▸ **Jobs**:
(A) Retype the passage on numa-nodes for pmem and dax devices between "Currently the numa-node" and "range is onlined.", inclusive.
(B) Condense the paragraph of the pmem and dax numa-node passage beginning "Currently the numa-node" into a short bulleted list that keeps its main facts.

═════ Document section

Currently the numa-node for a /dev/pmemX block-device or /dev/daxX.Y
char-device follows the traditional notion of 'numa-node' where the
attribute conveys the closest online numa-node. That numa-node attribute
is useful for cpu-binding and memory-binding processes *near* the
device. However, when the memory range backing a 'pmem', or 'dax' device
is onlined (memory hot-add) the memory-only-numa-node representing that
address needs to be differentiated from the set of online nodes. In
other words, the numa-node association of the device depends on whether
you can bind processes *near* the cpu-numa-node in the offline
device-case, or bind process *on* the memory-range directly after the
backing address range is onlined.

══════════
═════ Supplied material

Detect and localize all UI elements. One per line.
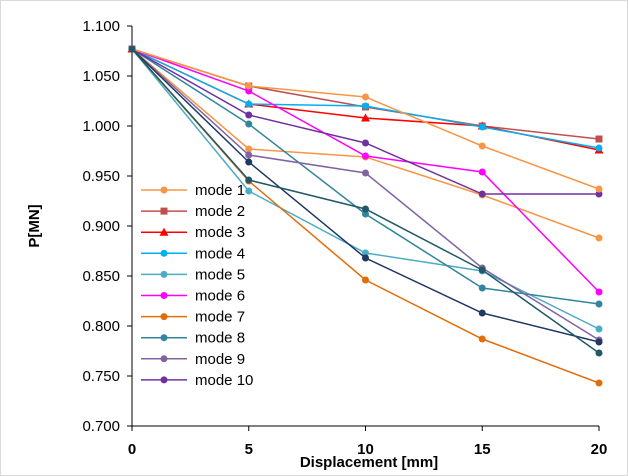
data-point xyxy=(478,309,486,317)
data-point xyxy=(362,276,369,284)
data-point xyxy=(362,210,369,218)
legend-entry: mode 9 xyxy=(141,351,245,368)
data-point xyxy=(595,135,603,143)
data-point xyxy=(362,205,369,213)
y-tick-label: 1.050 xyxy=(82,68,120,85)
data-point xyxy=(245,82,253,90)
y-tick-label: 0.950 xyxy=(82,168,120,185)
x-tick-label: 20 xyxy=(591,441,608,458)
legend-swatch-marker xyxy=(160,249,168,257)
data-point xyxy=(595,288,603,296)
legend-label: mode 1 xyxy=(195,182,245,199)
data-point xyxy=(595,234,603,242)
legend-swatch-marker xyxy=(160,292,168,299)
data-point xyxy=(595,349,603,357)
data-point xyxy=(478,266,486,274)
legend-swatch-marker xyxy=(159,227,169,236)
data-point xyxy=(595,338,603,346)
legend-swatch-marker xyxy=(160,207,168,215)
data-point xyxy=(245,158,253,166)
x-tick-label: 10 xyxy=(357,441,374,458)
data-point xyxy=(595,300,603,308)
data-point xyxy=(128,45,136,53)
data-point xyxy=(245,120,253,128)
legend-entry: mode 3 xyxy=(141,224,245,241)
legend-entry: mode 8 xyxy=(141,330,245,347)
legend-label: mode 9 xyxy=(195,351,245,368)
data-point xyxy=(245,100,253,108)
legend-swatch-marker xyxy=(160,334,168,342)
series-13 xyxy=(128,45,603,357)
legend-label: mode 10 xyxy=(195,372,253,389)
y-tick-label: 1.100 xyxy=(82,18,120,35)
y-tick-label: 0.750 xyxy=(82,368,120,385)
legend-swatch-marker xyxy=(160,270,168,278)
y-tick-label: 0.800 xyxy=(82,318,120,335)
data-point xyxy=(362,249,369,257)
legend-entry: mode 4 xyxy=(141,245,245,262)
data-point xyxy=(595,379,603,387)
y-tick-label: 1.000 xyxy=(82,118,120,135)
legend-label: mode 6 xyxy=(195,288,245,305)
data-point xyxy=(362,93,369,101)
data-point xyxy=(595,190,603,198)
legend-label: mode 3 xyxy=(195,224,245,241)
legend-swatch-marker xyxy=(160,313,168,321)
data-point xyxy=(595,325,603,333)
x-tick-label: 5 xyxy=(245,441,253,458)
y-tick-label: 0.850 xyxy=(82,268,120,285)
legend-swatch-marker xyxy=(160,376,168,384)
data-point xyxy=(362,152,369,160)
data-point xyxy=(595,144,603,152)
data-point xyxy=(362,254,369,262)
legend-label: mode 8 xyxy=(195,330,245,347)
y-axis-title: P[MN] xyxy=(26,204,43,247)
legend-entry: mode 7 xyxy=(141,309,245,326)
data-point xyxy=(245,111,253,119)
data-point xyxy=(362,169,369,177)
legend-label: mode 2 xyxy=(195,203,245,220)
legend-entry: mode 5 xyxy=(141,266,245,283)
data-point xyxy=(361,113,370,122)
y-tick-label: 0.900 xyxy=(82,218,120,235)
data-point xyxy=(478,335,486,343)
x-axis-title: Displacement [mm] xyxy=(300,454,438,471)
data-point xyxy=(362,139,369,147)
axes xyxy=(131,26,599,427)
data-point xyxy=(245,176,253,184)
legend-entry: mode 10 xyxy=(141,372,253,389)
data-point xyxy=(478,284,486,292)
x-axis-ticks: 0 5 10 15 20 xyxy=(128,426,608,458)
data-point xyxy=(478,142,486,150)
legend-label: mode 4 xyxy=(195,245,245,262)
y-axis-ticks: 0.700 0.750 0.800 0.850 0.900 0.950 1.000 1.050… xyxy=(82,18,132,435)
data-point xyxy=(245,87,253,95)
data-point xyxy=(245,187,253,195)
legend-entry: mode 6 xyxy=(141,288,245,305)
series-lines xyxy=(127,44,604,387)
x-tick-label: 15 xyxy=(474,441,491,458)
data-point xyxy=(478,168,486,176)
data-point xyxy=(478,190,486,198)
data-point xyxy=(362,102,369,110)
data-point xyxy=(245,145,253,153)
legend-label: mode 5 xyxy=(195,266,245,283)
data-point xyxy=(595,185,603,193)
data-point xyxy=(245,151,253,159)
legend-label: mode 7 xyxy=(195,309,245,326)
data-point xyxy=(478,123,486,131)
legend-entry: mode 1 xyxy=(141,182,245,199)
series-11 xyxy=(128,45,603,193)
legend-swatch-marker xyxy=(160,355,168,363)
legend-swatch-marker xyxy=(160,186,168,194)
x-tick-label: 0 xyxy=(128,441,136,458)
legend: mode 1 mode 2 mode 3 mode 4 mode 5 mode 6 mode… xyxy=(141,182,253,389)
legend-entry: mode 2 xyxy=(141,203,245,220)
y-tick-label: 0.700 xyxy=(82,418,120,435)
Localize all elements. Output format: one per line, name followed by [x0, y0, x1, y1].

══════════

▸ **Answers to each task**:
(A)
Currently the numa-node for a /dev/pmemX block-device or /dev/daxX.Y
char-device follows the traditional notion of 'numa-node' where the
attribute conveys the closest online numa-node. That numa-node attribute
is useful for cpu-binding and memory-binding processes *near* the
device. However, when the memory range backing a 'pmem', or 'dax' device
is onlined (memory hot-add) the memory-only-numa-node representing that
address needs to be differentiated from the set of online nodes. In
other words, the numa-node association of the device depends on whether
you can bind processes *near* the cpu-numa-node in the offline
device-case, or bind process *on* the memory-range directly after the
backing address range is onlined.

(B)
- A /dev/pmemX block device or /dev/daxX.Y char device currently reports as its numa-node the closest online numa-node.
- That attribute helps with CPU-binding and memory-binding processes near the device.
- When the memory range backing a pmem or dax device is onlined (memory hot-add), the memory-only numa-node for that address must be differentiated from the set of online nodes.
- The device's numa-node association therefore depends on whether processes are bound near the cpu-numa-node while the device is offline, or directly on the memory range once the backing address range is onlined.